#### Aim of the exercise:
Each record below should be output verbatim, without pictures.

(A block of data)
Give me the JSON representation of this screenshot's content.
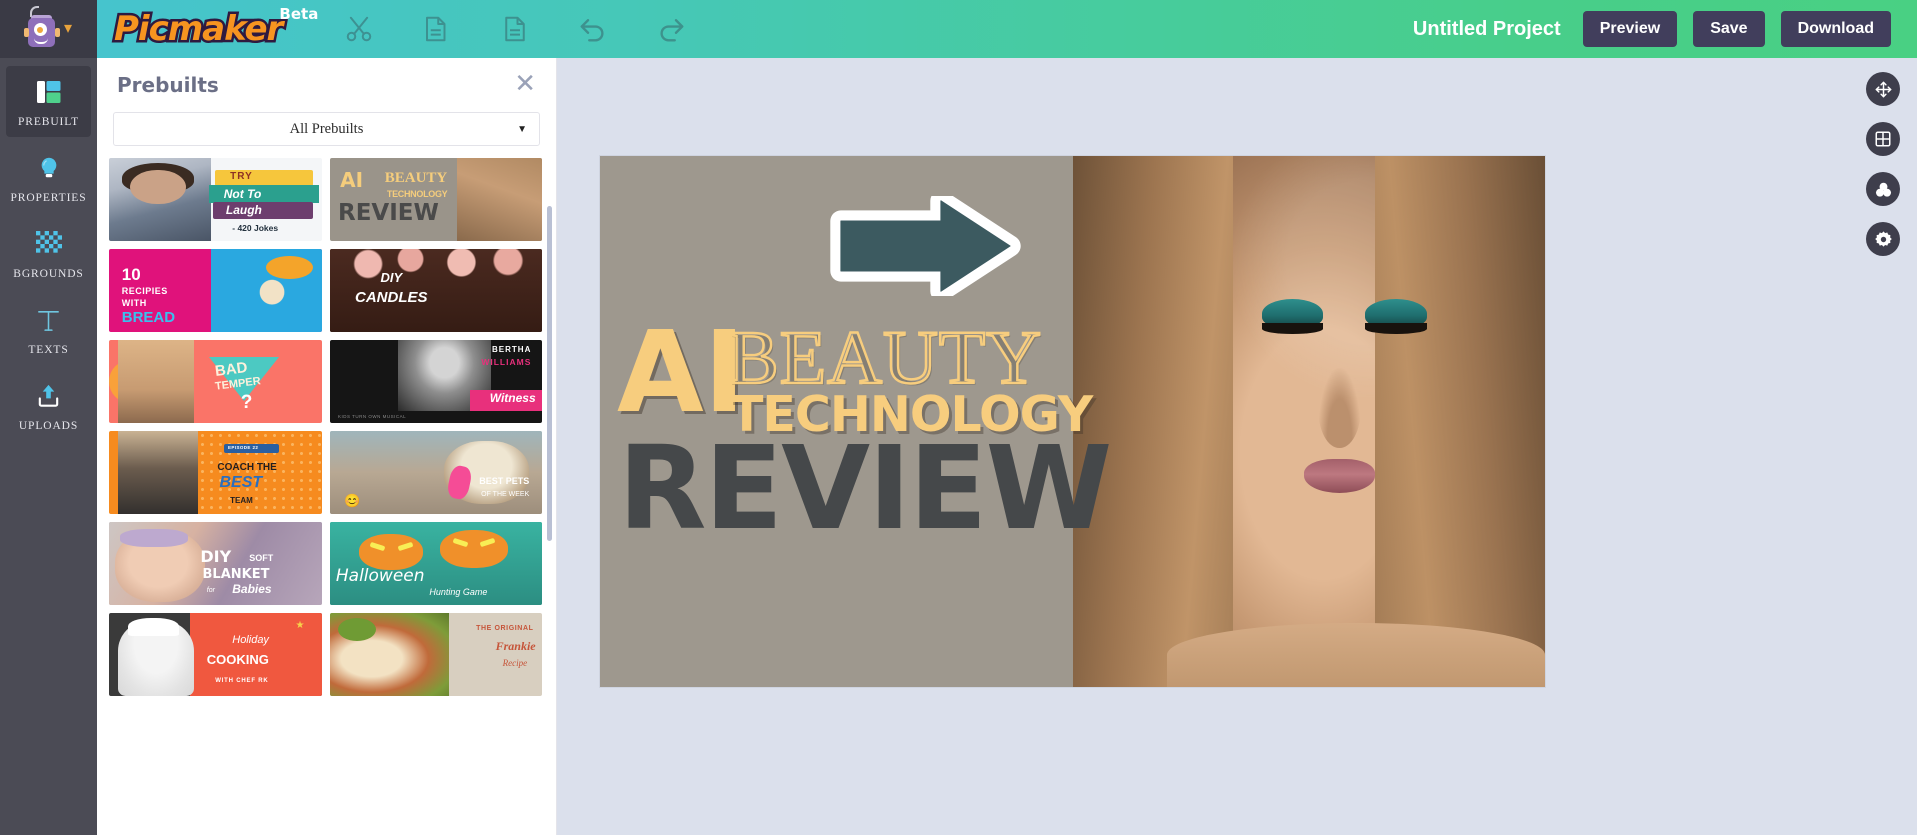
{
  "header": {
    "brand_name": "Picmaker",
    "brand_badge": "Beta",
    "brand_caret_icon": "chevron-down-icon",
    "logo_mascot_icon": "robot-mascot-icon",
    "tools": [
      {
        "name": "cut-icon",
        "label": "Cut"
      },
      {
        "name": "copy-icon",
        "label": "Copy"
      },
      {
        "name": "paste-icon",
        "label": "Paste"
      },
      {
        "name": "undo-icon",
        "label": "Undo"
      },
      {
        "name": "redo-icon",
        "label": "Redo"
      }
    ],
    "project_title": "Untitled Project",
    "preview_label": "Preview",
    "save_label": "Save",
    "download_label": "Download",
    "gradient_start": "#46c3d1",
    "gradient_end": "#49d083",
    "button_bg": "#413e5c"
  },
  "sidebar": {
    "items": [
      {
        "label": "PREBUILT",
        "icon": "prebuilt-grid-icon",
        "active": true
      },
      {
        "label": "PROPERTIES",
        "icon": "lightbulb-icon",
        "active": false
      },
      {
        "label": "BGROUNDS",
        "icon": "checkerboard-icon",
        "active": false
      },
      {
        "label": "TEXTS",
        "icon": "text-t-icon",
        "active": false
      },
      {
        "label": "UPLOADS",
        "icon": "upload-arrow-icon",
        "active": false
      }
    ]
  },
  "panel": {
    "title": "Prebuilts",
    "close_icon": "close-icon",
    "filter_value": "All Prebuilts",
    "filter_caret_icon": "chevron-down-icon",
    "thumbnails": [
      {
        "id": "try-not-to-laugh",
        "lines": [
          "TRY",
          "Not To",
          "Laugh",
          "- 420 Jokes"
        ]
      },
      {
        "id": "ai-beauty-technology-review",
        "lines": [
          "AI",
          "BEAUTY",
          "TECHNOLOGY",
          "REVIEW"
        ]
      },
      {
        "id": "10-recipies-with-bread",
        "lines": [
          "10",
          "RECIPIES",
          "WITH",
          "BREAD"
        ]
      },
      {
        "id": "diy-candles",
        "lines": [
          "DIY",
          "CANDLES"
        ]
      },
      {
        "id": "bad-temper",
        "lines": [
          "BAD",
          "TEMPER",
          "?"
        ]
      },
      {
        "id": "bertha-williams-witness",
        "lines": [
          "BERTHA",
          "WILLIAMS",
          "Witness",
          "KIDS TURN OWN MUSICAL"
        ]
      },
      {
        "id": "coach-the-best-team",
        "lines": [
          "EPISODE 22",
          "COACH THE",
          "BEST",
          "TEAM"
        ]
      },
      {
        "id": "best-pets-of-the-week",
        "lines": [
          "BEST PETS",
          "OF THE WEEK",
          "😊"
        ]
      },
      {
        "id": "diy-soft-blanket-for-babies",
        "lines": [
          "DIY",
          "SOFT",
          "BLANKET",
          "for",
          "Babies"
        ]
      },
      {
        "id": "halloween-hunting-game",
        "lines": [
          "Halloween",
          "Hunting Game"
        ]
      },
      {
        "id": "holiday-cooking-with-chef-rk",
        "lines": [
          "Holiday",
          "COOKING",
          "WITH CHEF RK"
        ]
      },
      {
        "id": "the-original-frankie-recipe",
        "lines": [
          "THE ORIGINAL",
          "Frankie",
          "Recipe"
        ]
      }
    ]
  },
  "canvas": {
    "headline_ai": "AI",
    "headline_beauty": "BEAUTY",
    "headline_technology": "TECHNOLOGY",
    "headline_review": "REVIEW",
    "arrow_icon": "right-arrow-sticker-icon",
    "gold_color": "#f7cd7e",
    "dark_color": "#45484a",
    "background_color": "#9e988e"
  },
  "right_tools": [
    {
      "name": "move-icon",
      "label": "Move / Pan"
    },
    {
      "name": "grid-icon",
      "label": "Grid"
    },
    {
      "name": "color-wheel-icon",
      "label": "Colors"
    },
    {
      "name": "gear-icon",
      "label": "Settings"
    }
  ]
}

#### Result for this task:
Give me the JSON representation of this screenshot's content.
{
  "header": {
    "brand_name": "Picmaker",
    "brand_badge": "Beta",
    "brand_caret_icon": "chevron-down-icon",
    "logo_mascot_icon": "robot-mascot-icon",
    "tools": [
      {
        "name": "cut-icon",
        "label": "Cut"
      },
      {
        "name": "copy-icon",
        "label": "Copy"
      },
      {
        "name": "paste-icon",
        "label": "Paste"
      },
      {
        "name": "undo-icon",
        "label": "Undo"
      },
      {
        "name": "redo-icon",
        "label": "Redo"
      }
    ],
    "project_title": "Untitled Project",
    "preview_label": "Preview",
    "save_label": "Save",
    "download_label": "Download",
    "gradient_start": "#46c3d1",
    "gradient_end": "#49d083",
    "button_bg": "#413e5c"
  },
  "sidebar": {
    "items": [
      {
        "label": "PREBUILT",
        "icon": "prebuilt-grid-icon",
        "active": true
      },
      {
        "label": "PROPERTIES",
        "icon": "lightbulb-icon",
        "active": false
      },
      {
        "label": "BGROUNDS",
        "icon": "checkerboard-icon",
        "active": false
      },
      {
        "label": "TEXTS",
        "icon": "text-t-icon",
        "active": false
      },
      {
        "label": "UPLOADS",
        "icon": "upload-arrow-icon",
        "active": false
      }
    ]
  },
  "panel": {
    "title": "Prebuilts",
    "close_icon": "close-icon",
    "filter_value": "All Prebuilts",
    "filter_caret_icon": "chevron-down-icon",
    "thumbnails": [
      {
        "id": "try-not-to-laugh",
        "lines": [
          "TRY",
          "Not To",
          "Laugh",
          "- 420 Jokes"
        ]
      },
      {
        "id": "ai-beauty-technology-review",
        "lines": [
          "AI",
          "BEAUTY",
          "TECHNOLOGY",
          "REVIEW"
        ]
      },
      {
        "id": "10-recipies-with-bread",
        "lines": [
          "10",
          "RECIPIES",
          "WITH",
          "BREAD"
        ]
      },
      {
        "id": "diy-candles",
        "lines": [
          "DIY",
          "CANDLES"
        ]
      },
      {
        "id": "bad-temper",
        "lines": [
          "BAD",
          "TEMPER",
          "?"
        ]
      },
      {
        "id": "bertha-williams-witness",
        "lines": [
          "BERTHA",
          "WILLIAMS",
          "Witness",
          "KIDS TURN OWN MUSICAL"
        ]
      },
      {
        "id": "coach-the-best-team",
        "lines": [
          "EPISODE 22",
          "COACH THE",
          "BEST",
          "TEAM"
        ]
      },
      {
        "id": "best-pets-of-the-week",
        "lines": [
          "BEST PETS",
          "OF THE WEEK",
          "😊"
        ]
      },
      {
        "id": "diy-soft-blanket-for-babies",
        "lines": [
          "DIY",
          "SOFT",
          "BLANKET",
          "for",
          "Babies"
        ]
      },
      {
        "id": "halloween-hunting-game",
        "lines": [
          "Halloween",
          "Hunting Game"
        ]
      },
      {
        "id": "holiday-cooking-with-chef-rk",
        "lines": [
          "Holiday",
          "COOKING",
          "WITH CHEF RK"
        ]
      },
      {
        "id": "the-original-frankie-recipe",
        "lines": [
          "THE ORIGINAL",
          "Frankie",
          "Recipe"
        ]
      }
    ]
  },
  "canvas": {
    "headline_ai": "AI",
    "headline_beauty": "BEAUTY",
    "headline_technology": "TECHNOLOGY",
    "headline_review": "REVIEW",
    "arrow_icon": "right-arrow-sticker-icon",
    "gold_color": "#f7cd7e",
    "dark_color": "#45484a",
    "background_color": "#9e988e"
  },
  "right_tools": [
    {
      "name": "move-icon",
      "label": "Move / Pan"
    },
    {
      "name": "grid-icon",
      "label": "Grid"
    },
    {
      "name": "color-wheel-icon",
      "label": "Colors"
    },
    {
      "name": "gear-icon",
      "label": "Settings"
    }
  ]
}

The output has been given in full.